To do — Quote the records that follow in full and exactly; leave out the pictures.

Records provided —
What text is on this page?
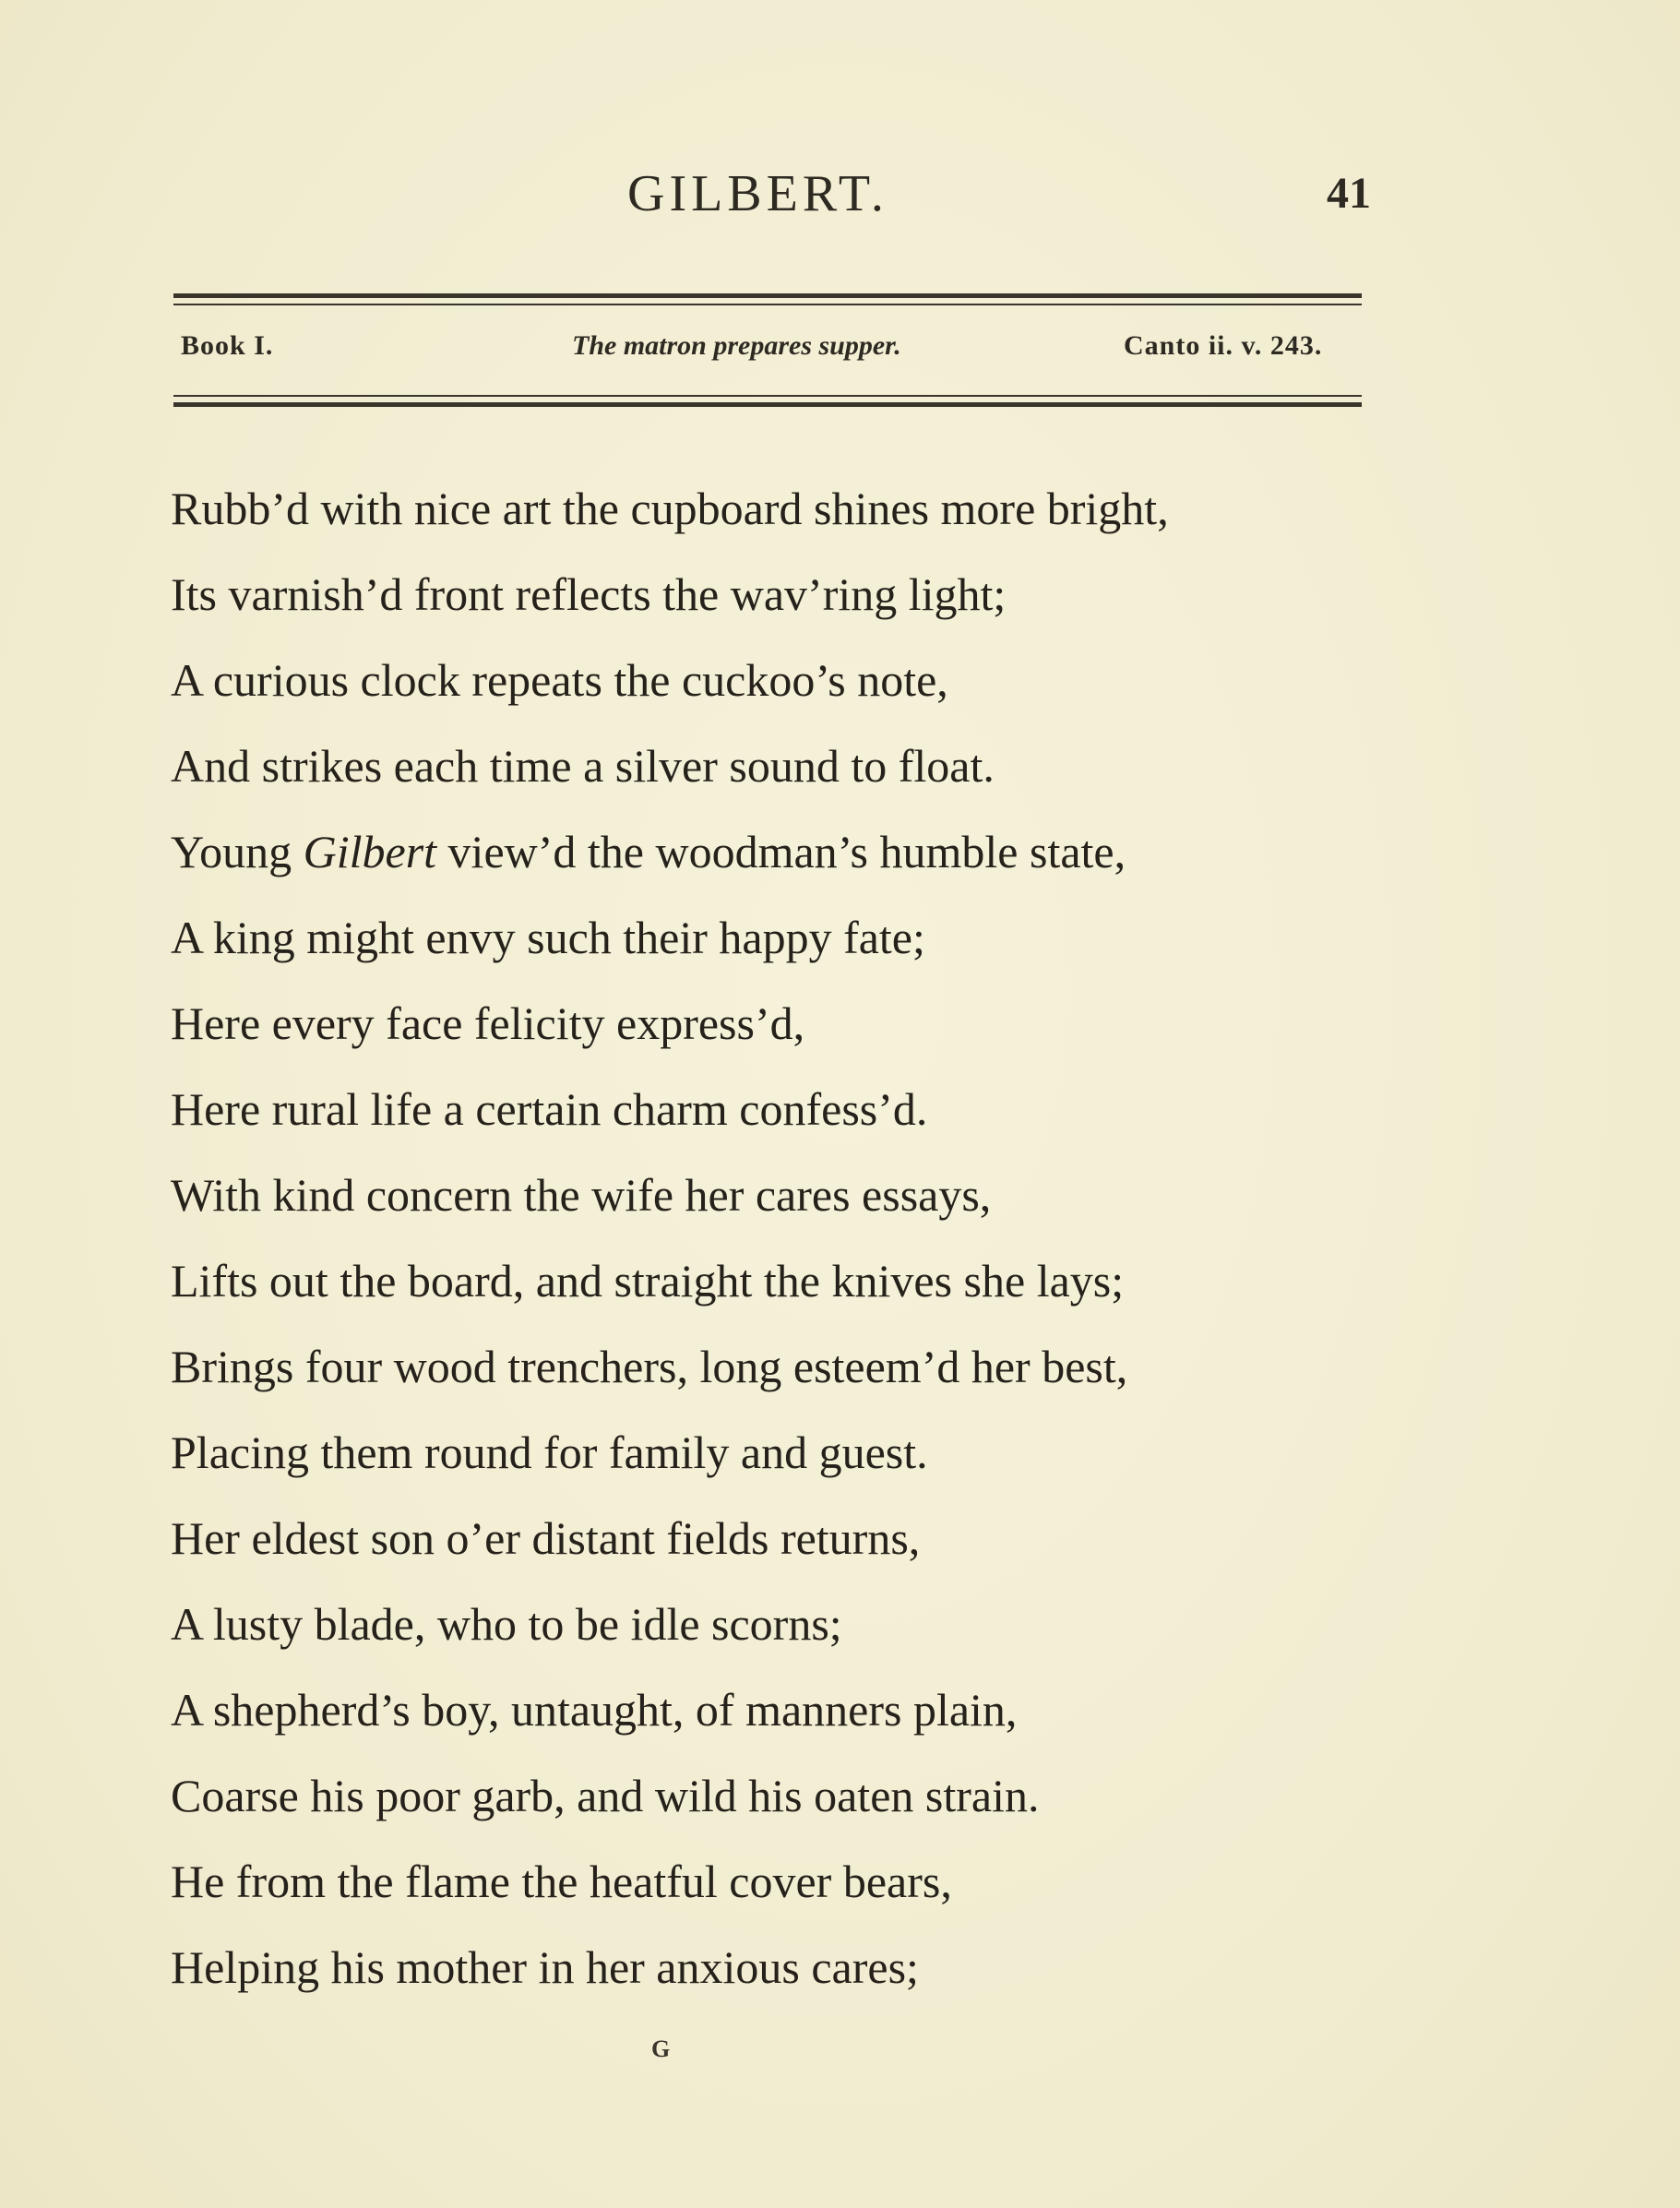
GILBERT.	41
Book I.	The matron prepares supper.	Canto ii. v. 243.
Rubb’d with nice art the cupboard shines more bright,
Its varnish’d front reflects the wav’ring light;
A curious clock repeats the cuckoo’s note,
And strikes each time a silver sound to float.
Young Gilbert view’d the woodman’s humble state,
A king might envy such their happy fate;
Here every face felicity express’d,
Here rural life a certain charm confess’d.
With kind concern the wife her cares essays,
Lifts out the board, and straight the knives she lays;
Brings four wood trenchers, long esteem’d her best,
Placing them round for family and guest.
Her eldest son o’er distant fields returns,
A lusty blade, who to be idle scorns;
A shepherd’s boy, untaught, of manners plain,
Coarse his poor garb, and wild his oaten strain.
He from the flame the heatful cover bears,
Helping his mother in her anxious cares;
G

Complete answer —
What text is on this page?
GILBERT.	41
Book I.	The matron prepares supper.	Canto ii. v. 243.
Rubb’d with nice art the cupboard shines more bright,
Its varnish’d front reflects the wav’ring light;
A curious clock repeats the cuckoo’s note,
And strikes each time a silver sound to float.
Young Gilbert view’d the woodman’s humble state,
A king might envy such their happy fate;
Here every face felicity express’d,
Here rural life a certain charm confess’d.
With kind concern the wife her cares essays,
Lifts out the board, and straight the knives she lays;
Brings four wood trenchers, long esteem’d her best,
Placing them round for family and guest.
Her eldest son o’er distant fields returns,
A lusty blade, who to be idle scorns;
A shepherd’s boy, untaught, of manners plain,
Coarse his poor garb, and wild his oaten strain.
He from the flame the heatful cover bears,
Helping his mother in her anxious cares;
G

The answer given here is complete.